── INFORMATION SUPPLIED ──

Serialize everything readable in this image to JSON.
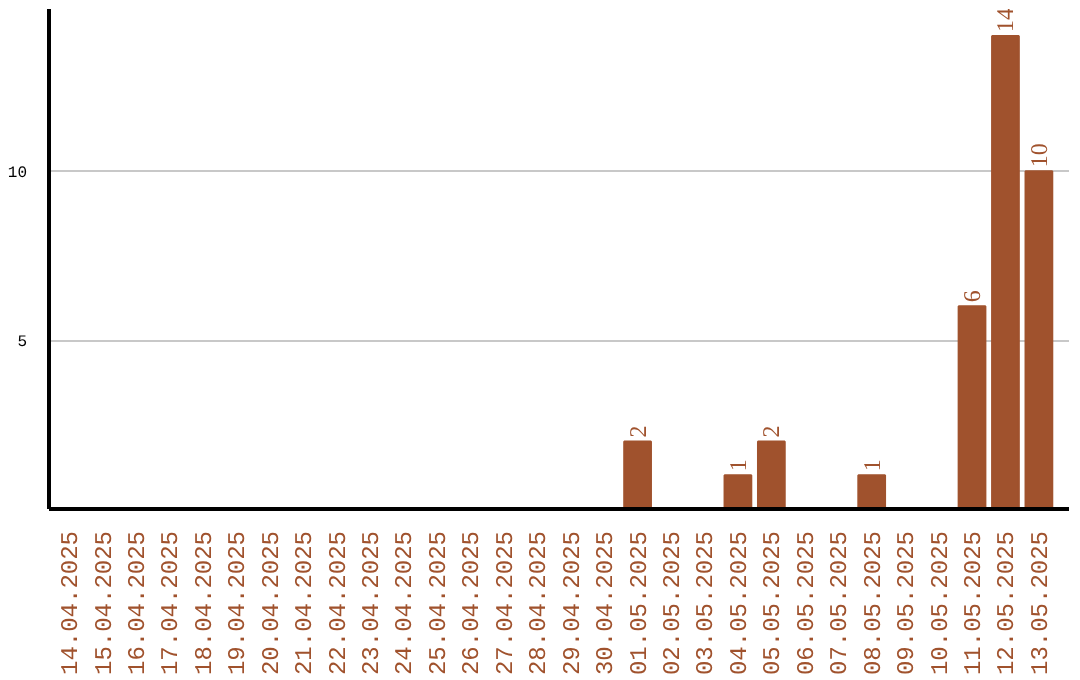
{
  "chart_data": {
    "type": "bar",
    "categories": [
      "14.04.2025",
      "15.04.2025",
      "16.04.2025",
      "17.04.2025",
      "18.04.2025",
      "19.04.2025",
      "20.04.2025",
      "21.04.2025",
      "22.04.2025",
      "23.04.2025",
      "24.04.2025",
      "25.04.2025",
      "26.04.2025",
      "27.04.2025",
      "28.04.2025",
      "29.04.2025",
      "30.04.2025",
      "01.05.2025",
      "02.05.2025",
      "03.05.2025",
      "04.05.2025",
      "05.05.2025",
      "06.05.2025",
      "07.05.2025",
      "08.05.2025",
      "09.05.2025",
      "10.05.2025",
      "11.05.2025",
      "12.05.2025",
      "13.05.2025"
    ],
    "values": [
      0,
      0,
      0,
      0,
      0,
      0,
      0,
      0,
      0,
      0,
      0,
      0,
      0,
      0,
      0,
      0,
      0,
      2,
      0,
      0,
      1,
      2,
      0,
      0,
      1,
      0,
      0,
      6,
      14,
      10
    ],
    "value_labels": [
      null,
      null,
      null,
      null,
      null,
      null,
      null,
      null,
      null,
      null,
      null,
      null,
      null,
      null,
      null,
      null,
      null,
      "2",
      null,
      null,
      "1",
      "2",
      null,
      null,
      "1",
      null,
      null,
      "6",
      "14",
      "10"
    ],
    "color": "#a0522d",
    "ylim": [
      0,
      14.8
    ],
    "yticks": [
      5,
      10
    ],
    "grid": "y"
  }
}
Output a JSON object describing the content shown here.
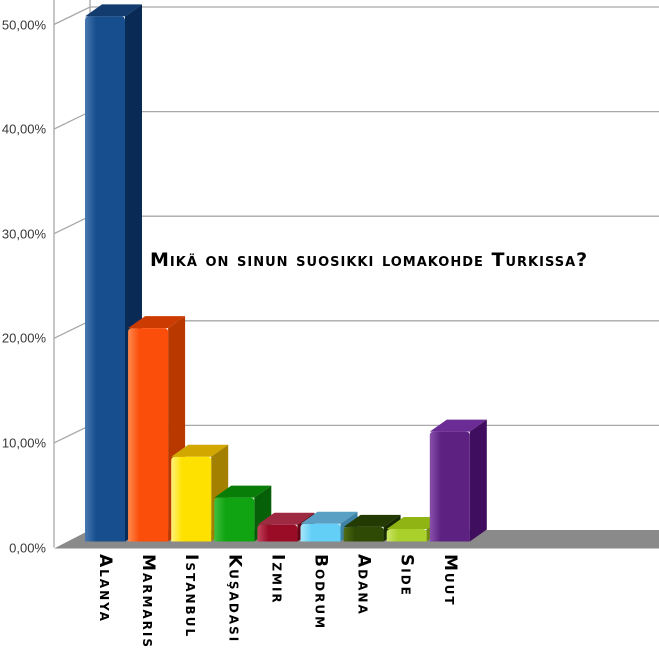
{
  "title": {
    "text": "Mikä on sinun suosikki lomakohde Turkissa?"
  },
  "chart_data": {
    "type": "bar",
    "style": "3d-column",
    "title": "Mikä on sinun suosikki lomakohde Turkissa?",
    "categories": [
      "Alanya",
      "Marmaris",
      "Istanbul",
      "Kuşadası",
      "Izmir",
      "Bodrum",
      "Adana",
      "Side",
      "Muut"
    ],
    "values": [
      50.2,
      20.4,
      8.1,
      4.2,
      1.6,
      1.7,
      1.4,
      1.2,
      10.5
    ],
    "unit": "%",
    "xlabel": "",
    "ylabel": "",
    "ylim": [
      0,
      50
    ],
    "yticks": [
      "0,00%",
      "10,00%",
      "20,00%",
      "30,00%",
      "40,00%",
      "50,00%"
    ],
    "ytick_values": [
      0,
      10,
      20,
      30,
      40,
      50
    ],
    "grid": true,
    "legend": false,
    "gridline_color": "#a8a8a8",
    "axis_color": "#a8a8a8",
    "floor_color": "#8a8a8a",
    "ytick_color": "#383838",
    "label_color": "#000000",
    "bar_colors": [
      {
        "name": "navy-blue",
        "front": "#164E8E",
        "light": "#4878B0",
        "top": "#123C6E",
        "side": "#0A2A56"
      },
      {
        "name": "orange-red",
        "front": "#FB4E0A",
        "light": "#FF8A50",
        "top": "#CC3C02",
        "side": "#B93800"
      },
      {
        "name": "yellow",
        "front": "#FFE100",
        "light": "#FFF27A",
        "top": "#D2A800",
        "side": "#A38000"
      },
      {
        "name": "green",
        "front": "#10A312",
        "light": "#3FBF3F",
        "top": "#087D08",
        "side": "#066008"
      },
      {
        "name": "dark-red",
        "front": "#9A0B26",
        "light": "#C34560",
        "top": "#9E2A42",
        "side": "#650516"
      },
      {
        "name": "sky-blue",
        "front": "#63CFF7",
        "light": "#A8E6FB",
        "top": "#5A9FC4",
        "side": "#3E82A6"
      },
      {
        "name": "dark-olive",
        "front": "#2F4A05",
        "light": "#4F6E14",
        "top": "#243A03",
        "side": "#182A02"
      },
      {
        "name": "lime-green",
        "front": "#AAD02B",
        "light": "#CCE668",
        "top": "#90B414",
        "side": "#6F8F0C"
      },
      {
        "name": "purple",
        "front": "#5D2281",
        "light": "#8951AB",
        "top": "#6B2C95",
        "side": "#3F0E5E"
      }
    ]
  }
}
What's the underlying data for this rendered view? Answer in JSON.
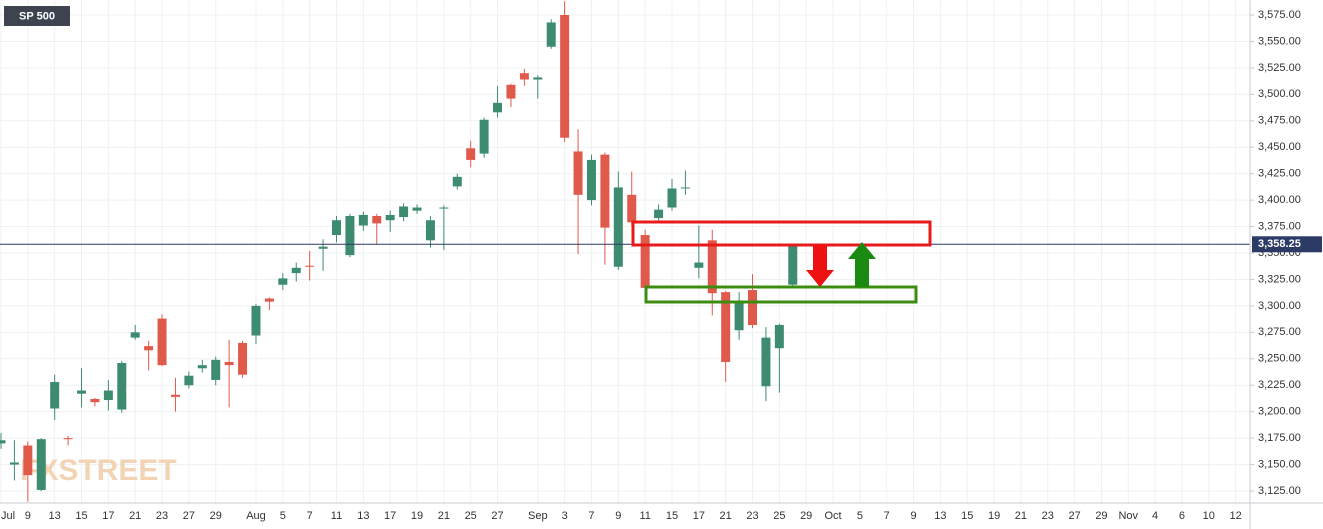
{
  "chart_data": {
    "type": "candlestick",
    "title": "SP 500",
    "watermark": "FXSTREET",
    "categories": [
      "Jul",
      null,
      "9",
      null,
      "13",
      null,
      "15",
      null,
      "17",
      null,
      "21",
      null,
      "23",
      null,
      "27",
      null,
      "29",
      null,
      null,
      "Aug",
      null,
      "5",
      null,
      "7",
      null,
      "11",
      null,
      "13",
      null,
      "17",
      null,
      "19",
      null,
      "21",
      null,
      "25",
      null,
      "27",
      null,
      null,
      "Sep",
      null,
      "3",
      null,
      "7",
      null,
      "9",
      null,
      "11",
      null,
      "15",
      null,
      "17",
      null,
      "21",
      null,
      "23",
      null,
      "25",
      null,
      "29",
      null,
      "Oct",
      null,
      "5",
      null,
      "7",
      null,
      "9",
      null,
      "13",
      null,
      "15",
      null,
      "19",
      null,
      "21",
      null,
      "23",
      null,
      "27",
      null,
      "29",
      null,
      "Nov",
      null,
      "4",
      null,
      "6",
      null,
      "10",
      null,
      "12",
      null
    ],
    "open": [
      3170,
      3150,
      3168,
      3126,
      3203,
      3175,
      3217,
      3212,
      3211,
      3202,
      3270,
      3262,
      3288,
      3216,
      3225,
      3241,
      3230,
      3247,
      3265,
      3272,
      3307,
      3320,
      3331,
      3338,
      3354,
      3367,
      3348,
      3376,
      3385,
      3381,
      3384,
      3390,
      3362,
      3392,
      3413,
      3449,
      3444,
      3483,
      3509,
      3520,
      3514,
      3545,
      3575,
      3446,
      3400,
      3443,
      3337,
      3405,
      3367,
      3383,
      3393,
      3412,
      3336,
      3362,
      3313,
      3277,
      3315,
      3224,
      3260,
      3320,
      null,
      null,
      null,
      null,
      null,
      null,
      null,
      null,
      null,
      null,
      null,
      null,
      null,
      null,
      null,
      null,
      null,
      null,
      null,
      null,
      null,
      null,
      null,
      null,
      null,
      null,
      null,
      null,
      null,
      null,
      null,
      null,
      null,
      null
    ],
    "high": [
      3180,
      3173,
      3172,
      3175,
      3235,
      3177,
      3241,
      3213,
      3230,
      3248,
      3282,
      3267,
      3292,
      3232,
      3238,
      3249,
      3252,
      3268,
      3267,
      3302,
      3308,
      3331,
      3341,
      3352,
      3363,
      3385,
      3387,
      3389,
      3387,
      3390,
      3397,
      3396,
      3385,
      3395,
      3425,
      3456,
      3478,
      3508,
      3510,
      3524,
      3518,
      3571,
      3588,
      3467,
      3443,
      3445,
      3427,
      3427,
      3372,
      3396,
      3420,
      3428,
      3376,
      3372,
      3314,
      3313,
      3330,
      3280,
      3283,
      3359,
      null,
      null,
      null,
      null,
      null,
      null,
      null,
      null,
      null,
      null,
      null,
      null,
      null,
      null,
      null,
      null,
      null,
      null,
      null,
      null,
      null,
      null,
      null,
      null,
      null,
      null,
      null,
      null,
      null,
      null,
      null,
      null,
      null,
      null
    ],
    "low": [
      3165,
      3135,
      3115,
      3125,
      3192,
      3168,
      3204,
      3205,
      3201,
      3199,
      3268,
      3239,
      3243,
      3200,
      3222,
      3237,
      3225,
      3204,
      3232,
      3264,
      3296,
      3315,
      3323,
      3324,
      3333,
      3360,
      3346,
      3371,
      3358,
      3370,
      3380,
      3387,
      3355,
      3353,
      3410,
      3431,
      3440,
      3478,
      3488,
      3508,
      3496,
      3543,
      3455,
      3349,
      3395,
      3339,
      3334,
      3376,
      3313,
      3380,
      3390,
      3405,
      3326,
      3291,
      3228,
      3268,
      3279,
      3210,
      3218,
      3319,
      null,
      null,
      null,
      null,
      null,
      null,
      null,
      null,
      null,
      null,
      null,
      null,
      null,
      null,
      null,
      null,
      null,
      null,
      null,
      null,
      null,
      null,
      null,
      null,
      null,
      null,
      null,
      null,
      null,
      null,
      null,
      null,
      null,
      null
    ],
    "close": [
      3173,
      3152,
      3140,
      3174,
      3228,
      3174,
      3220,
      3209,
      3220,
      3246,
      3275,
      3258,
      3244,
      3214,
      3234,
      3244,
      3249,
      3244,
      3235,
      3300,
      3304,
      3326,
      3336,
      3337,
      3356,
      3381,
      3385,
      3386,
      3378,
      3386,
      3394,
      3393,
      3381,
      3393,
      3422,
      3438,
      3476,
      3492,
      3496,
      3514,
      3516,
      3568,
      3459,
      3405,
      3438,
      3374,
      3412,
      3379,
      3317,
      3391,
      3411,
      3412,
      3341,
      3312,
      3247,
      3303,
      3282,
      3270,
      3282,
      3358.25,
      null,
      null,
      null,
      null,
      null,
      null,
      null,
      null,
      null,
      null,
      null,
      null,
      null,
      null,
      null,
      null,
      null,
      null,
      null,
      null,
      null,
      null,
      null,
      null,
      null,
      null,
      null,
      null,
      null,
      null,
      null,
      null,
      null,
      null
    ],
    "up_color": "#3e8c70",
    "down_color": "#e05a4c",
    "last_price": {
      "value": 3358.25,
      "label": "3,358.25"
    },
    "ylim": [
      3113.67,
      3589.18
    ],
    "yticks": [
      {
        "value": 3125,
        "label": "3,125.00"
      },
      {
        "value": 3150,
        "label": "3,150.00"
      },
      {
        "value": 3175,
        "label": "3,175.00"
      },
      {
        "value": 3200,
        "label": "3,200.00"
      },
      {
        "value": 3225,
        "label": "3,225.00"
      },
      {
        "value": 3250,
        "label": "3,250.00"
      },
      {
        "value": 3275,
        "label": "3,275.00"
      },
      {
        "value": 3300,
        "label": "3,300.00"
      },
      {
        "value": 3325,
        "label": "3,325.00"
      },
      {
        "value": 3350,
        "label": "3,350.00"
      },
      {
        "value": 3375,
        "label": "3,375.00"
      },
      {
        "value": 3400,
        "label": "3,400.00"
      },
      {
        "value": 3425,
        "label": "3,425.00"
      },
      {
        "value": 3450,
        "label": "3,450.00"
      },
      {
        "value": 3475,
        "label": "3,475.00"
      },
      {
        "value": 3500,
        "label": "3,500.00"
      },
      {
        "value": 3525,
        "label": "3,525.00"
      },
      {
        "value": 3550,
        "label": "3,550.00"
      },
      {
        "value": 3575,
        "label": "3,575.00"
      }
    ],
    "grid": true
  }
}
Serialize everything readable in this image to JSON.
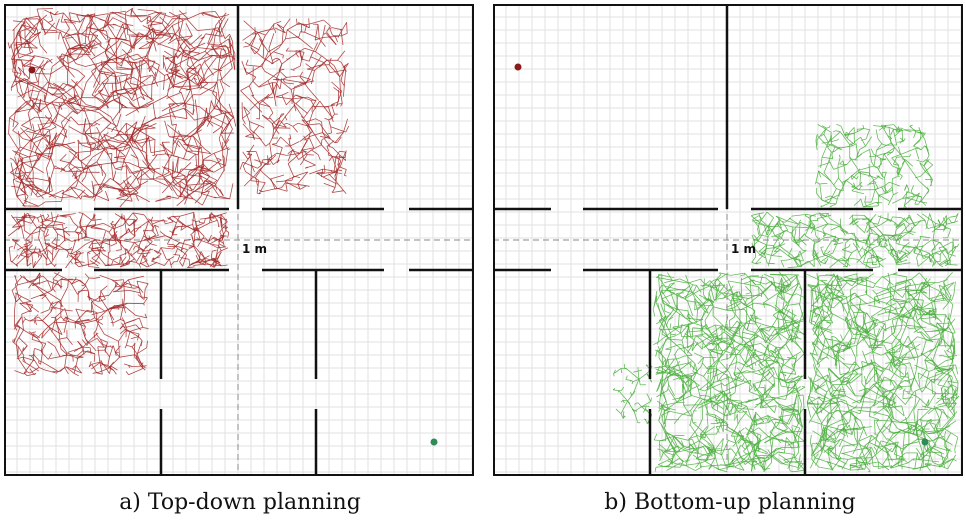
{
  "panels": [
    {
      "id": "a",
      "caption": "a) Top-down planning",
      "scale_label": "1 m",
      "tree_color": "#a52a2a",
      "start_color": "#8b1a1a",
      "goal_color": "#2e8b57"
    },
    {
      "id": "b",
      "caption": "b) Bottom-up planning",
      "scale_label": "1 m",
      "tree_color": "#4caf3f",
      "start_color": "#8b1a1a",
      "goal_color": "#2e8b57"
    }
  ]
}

───

TASK PROMPT: Select every line in the material above where the string "Turkissa" occurs, and copy it.

ANSWER TO THE TASK:
    "text": "Mikä on sinun suosikki lomakohde Turkissa?"
    "title": "Mikä on sinun suosikki lomakohde Turkissa?",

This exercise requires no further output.